WHAT IS BEING ASKED ->
Exactly as written, quote every line that follows, skipping the images.

+ + + + +

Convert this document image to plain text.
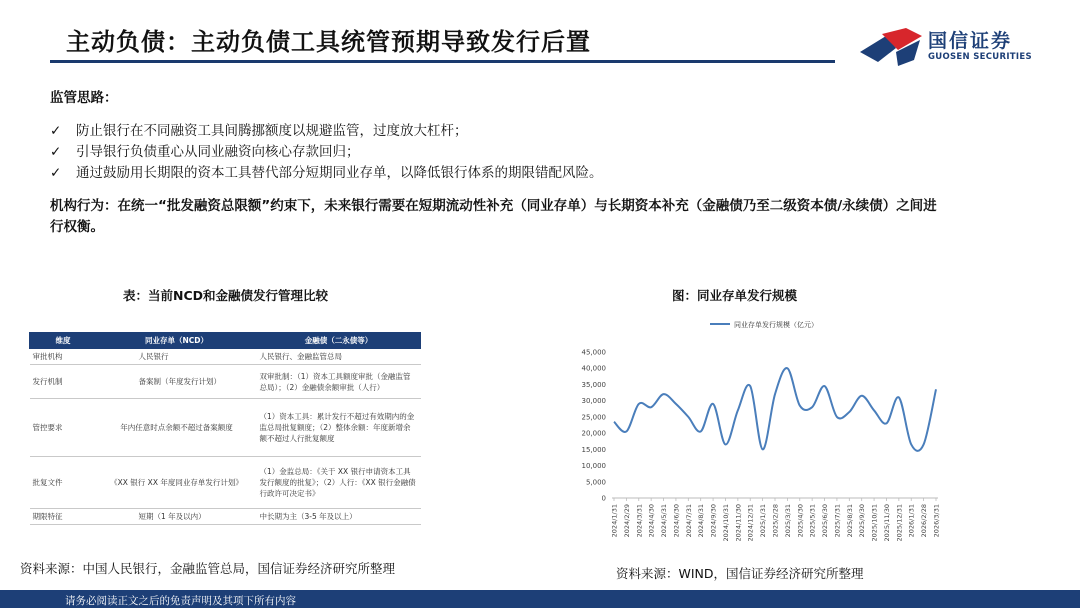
主动负债：主动负债工具统管预期导致发行后置	国信证券
GUOSEN SECURITIES
监管思路：
✓ 防止银行在不同融资工具间腾挪额度以规避监管，过度放大杠杆；
✓ 引导银行负债重心从同业融资向核心存款回归；
✓ 通过鼓励用长期限的资本工具替代部分短期同业存单，以降低银行体系的期限错配风险。
机构行为：在统一“批发融资总限额”约束下，未来银行需要在短期流动性补充（同业存单）与长期资本补充（金融债乃至二级资本债/永续债）之间进行权衡。
表：当前NCD和金融债发行管理比较	图：同业存单发行规模
维度	同业存单（NCD）	金融债（二永债等）
审批机构	人民银行	人民银行、金融监管总局
发行机制	备案制（年度发行计划）	双审批制：（1）资本工具额度审批（金融监管总局）；（2）金融债余额审批（人行）
管控要求	年内任意时点余额不超过备案额度	（1）资本工具：累计发行不超过有效期内的金监总局批复额度；（2）整体余额：年度新增余额不超过人行批复额度
批复文件	《XX 银行 XX 年度同业存单发行计划》	（1）金监总局：《关于 XX 银行申请资本工具发行额度的批复》；（2）人行：《XX 银行金融债行政许可决定书》
期限特征	短期（1 年及以内）	中长期为主（3-5 年及以上）
同业存单发行规模（亿元）
45,000
40,000
35,000
30,000
25,000
20,000
15,000
10,000
5,000
0
2024/1/31 2024/2/29 2024/3/31 2024/4/30 2024/5/31 2024/6/30 2024/7/31 2024/8/31 2024/9/30 2024/10/31 2024/11/30 2024/12/31 2025/1/31 2025/2/28 2025/3/31 2025/4/30 2025/5/31 2025/6/30 2025/7/31 2025/8/31 2025/9/30 2025/10/31 2025/11/30 2025/12/31 2026/1/31 2026/2/28 2026/3/31
资料来源：中国人民银行，金融监管总局，国信证券经济研究所整理	资料来源：WIND，国信证券经济研究所整理
请务必阅读正文之后的免责声明及其项下所有内容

+ + + + +

EXERCISE SOLUTION ->
Convert this document image to plain text.
主动负债：主动负债工具统管预期导致发行后置	国信证券
GUOSEN SECURITIES
监管思路：
✓ 防止银行在不同融资工具间腾挪额度以规避监管，过度放大杠杆；
✓ 引导银行负债重心从同业融资向核心存款回归；
✓ 通过鼓励用长期限的资本工具替代部分短期同业存单，以降低银行体系的期限错配风险。
机构行为：在统一“批发融资总限额”约束下，未来银行需要在短期流动性补充（同业存单）与长期资本补充（金融债乃至二级资本债/永续债）之间进行权衡。
表：当前NCD和金融债发行管理比较	图：同业存单发行规模
维度	同业存单（NCD）	金融债（二永债等）
审批机构	人民银行	人民银行、金融监管总局
发行机制	备案制（年度发行计划）	双审批制：（1）资本工具额度审批（金融监管总局）；（2）金融债余额审批（人行）
管控要求	年内任意时点余额不超过备案额度	（1）资本工具：累计发行不超过有效期内的金监总局批复额度；（2）整体余额：年度新增余额不超过人行批复额度
批复文件	《XX 银行 XX 年度同业存单发行计划》	（1）金监总局：《关于 XX 银行申请资本工具发行额度的批复》；（2）人行：《XX 银行金融债行政许可决定书》
期限特征	短期（1 年及以内）	中长期为主（3-5 年及以上）
同业存单发行规模（亿元）
45,000
40,000
35,000
30,000
25,000
20,000
15,000
10,000
5,000
0
2024/1/31 2024/2/29 2024/3/31 2024/4/30 2024/5/31 2024/6/30 2024/7/31 2024/8/31 2024/9/30 2024/10/31 2024/11/30 2024/12/31 2025/1/31 2025/2/28 2025/3/31 2025/4/30 2025/5/31 2025/6/30 2025/7/31 2025/8/31 2025/9/30 2025/10/31 2025/11/30 2025/12/31 2026/1/31 2026/2/28 2026/3/31
资料来源：中国人民银行，金融监管总局，国信证券经济研究所整理	资料来源：WIND，国信证券经济研究所整理
请务必阅读正文之后的免责声明及其项下所有内容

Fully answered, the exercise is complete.